— START —

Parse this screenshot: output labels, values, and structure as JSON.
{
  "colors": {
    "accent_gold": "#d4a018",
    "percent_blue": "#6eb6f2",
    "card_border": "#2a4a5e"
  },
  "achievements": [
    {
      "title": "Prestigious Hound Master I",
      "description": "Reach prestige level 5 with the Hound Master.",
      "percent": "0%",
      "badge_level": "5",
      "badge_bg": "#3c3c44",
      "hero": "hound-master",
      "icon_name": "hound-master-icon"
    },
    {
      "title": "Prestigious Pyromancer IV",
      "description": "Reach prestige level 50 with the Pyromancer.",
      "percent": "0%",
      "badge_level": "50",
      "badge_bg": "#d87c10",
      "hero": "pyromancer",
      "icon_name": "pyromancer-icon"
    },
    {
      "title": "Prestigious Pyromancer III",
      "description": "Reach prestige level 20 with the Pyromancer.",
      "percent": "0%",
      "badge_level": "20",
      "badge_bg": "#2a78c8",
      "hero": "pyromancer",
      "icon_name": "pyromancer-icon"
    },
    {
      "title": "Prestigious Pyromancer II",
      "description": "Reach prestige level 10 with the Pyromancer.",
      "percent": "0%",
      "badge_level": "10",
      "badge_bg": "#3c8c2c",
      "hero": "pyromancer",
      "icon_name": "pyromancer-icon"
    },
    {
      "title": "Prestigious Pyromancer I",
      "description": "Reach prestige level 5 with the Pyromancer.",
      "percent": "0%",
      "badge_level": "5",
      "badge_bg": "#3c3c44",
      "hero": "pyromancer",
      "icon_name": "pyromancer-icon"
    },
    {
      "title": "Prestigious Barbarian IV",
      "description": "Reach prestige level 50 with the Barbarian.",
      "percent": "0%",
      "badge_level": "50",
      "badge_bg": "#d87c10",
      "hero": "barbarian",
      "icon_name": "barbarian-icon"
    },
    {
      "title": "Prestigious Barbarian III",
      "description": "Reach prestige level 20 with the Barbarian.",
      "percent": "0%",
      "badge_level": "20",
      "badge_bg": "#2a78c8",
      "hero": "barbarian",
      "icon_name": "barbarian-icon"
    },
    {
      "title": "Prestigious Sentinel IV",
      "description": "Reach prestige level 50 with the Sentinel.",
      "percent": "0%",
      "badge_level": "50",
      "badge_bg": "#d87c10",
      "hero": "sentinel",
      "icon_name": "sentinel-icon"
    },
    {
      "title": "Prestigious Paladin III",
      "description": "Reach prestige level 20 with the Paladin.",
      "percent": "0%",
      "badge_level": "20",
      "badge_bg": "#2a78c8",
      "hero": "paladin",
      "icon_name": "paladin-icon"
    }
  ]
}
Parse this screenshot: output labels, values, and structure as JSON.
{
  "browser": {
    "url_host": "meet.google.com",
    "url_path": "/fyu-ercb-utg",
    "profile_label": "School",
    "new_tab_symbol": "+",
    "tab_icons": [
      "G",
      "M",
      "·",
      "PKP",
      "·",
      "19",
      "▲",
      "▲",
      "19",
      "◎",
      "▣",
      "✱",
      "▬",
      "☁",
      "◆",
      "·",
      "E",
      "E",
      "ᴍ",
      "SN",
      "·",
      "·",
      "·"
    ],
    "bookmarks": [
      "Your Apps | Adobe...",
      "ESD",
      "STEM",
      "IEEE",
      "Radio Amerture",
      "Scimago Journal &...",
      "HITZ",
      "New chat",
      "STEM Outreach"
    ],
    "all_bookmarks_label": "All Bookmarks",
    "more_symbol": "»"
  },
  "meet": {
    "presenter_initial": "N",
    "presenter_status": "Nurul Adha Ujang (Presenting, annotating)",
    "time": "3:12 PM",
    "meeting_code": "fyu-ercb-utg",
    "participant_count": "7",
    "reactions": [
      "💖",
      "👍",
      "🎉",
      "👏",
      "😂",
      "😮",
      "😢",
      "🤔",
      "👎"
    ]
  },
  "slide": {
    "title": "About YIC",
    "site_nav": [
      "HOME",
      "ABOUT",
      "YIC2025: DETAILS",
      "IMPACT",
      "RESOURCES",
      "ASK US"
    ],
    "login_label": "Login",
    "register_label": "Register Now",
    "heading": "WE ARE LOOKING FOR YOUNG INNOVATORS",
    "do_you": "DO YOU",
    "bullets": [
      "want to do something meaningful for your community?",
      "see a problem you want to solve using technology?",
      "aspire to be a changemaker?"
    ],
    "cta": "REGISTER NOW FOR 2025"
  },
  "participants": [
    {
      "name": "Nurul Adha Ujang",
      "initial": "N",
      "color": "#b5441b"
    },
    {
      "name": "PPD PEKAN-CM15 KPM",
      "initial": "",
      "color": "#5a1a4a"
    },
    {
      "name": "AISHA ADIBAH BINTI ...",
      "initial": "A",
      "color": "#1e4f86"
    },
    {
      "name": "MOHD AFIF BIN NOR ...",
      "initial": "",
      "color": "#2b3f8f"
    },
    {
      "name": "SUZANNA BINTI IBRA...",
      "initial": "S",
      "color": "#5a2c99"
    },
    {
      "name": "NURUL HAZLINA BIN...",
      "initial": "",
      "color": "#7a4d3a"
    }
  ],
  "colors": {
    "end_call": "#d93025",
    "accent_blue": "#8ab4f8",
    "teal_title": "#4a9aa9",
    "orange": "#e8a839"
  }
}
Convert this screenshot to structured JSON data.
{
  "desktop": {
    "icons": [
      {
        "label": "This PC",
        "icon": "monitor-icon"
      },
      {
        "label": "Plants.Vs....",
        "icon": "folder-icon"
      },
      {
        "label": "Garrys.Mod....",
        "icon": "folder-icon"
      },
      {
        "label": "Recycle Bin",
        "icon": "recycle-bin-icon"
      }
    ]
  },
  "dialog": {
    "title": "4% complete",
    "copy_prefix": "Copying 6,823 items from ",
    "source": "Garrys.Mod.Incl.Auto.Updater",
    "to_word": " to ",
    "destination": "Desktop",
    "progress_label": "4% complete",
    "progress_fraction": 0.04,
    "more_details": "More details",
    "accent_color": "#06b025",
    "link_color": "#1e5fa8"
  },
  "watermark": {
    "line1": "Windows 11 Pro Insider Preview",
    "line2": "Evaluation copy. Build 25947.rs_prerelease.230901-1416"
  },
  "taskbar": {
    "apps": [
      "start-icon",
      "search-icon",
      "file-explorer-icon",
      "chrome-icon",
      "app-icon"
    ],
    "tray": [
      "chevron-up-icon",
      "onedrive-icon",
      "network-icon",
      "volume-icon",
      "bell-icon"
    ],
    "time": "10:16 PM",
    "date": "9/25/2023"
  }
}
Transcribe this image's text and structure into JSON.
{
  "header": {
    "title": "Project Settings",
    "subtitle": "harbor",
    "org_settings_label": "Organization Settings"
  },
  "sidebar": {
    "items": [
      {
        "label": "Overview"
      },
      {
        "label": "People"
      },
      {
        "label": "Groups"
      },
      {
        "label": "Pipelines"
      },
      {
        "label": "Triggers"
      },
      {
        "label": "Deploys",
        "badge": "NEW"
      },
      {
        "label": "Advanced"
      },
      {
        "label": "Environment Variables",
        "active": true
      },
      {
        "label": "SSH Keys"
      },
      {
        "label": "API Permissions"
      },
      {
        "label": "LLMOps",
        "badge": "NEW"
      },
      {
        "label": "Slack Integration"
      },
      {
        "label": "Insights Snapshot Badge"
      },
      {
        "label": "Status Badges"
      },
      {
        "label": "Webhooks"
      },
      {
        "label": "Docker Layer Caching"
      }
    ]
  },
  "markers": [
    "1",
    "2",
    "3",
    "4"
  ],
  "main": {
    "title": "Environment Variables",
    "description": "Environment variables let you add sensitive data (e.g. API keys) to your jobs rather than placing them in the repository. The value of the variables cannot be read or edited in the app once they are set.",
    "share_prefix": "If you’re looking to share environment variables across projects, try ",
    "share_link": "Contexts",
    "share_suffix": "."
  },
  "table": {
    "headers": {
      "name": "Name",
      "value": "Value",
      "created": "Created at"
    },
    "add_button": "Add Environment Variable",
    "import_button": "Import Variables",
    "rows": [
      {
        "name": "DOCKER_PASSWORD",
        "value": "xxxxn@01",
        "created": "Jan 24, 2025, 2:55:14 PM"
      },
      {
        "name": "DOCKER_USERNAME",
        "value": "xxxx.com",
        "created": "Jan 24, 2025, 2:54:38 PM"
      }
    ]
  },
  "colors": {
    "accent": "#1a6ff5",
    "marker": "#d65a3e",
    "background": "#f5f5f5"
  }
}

— END —

**Task description**
From the records above, copy every line that holds the word "JSON".

**Response**
Parse this screenshot: output labels, values, and structure as JSON.
Parse this screenshot: output labels, values, and structure as JSON.
Convert this screenshot to structured JSON data.
Transcribe this image's text and structure into JSON.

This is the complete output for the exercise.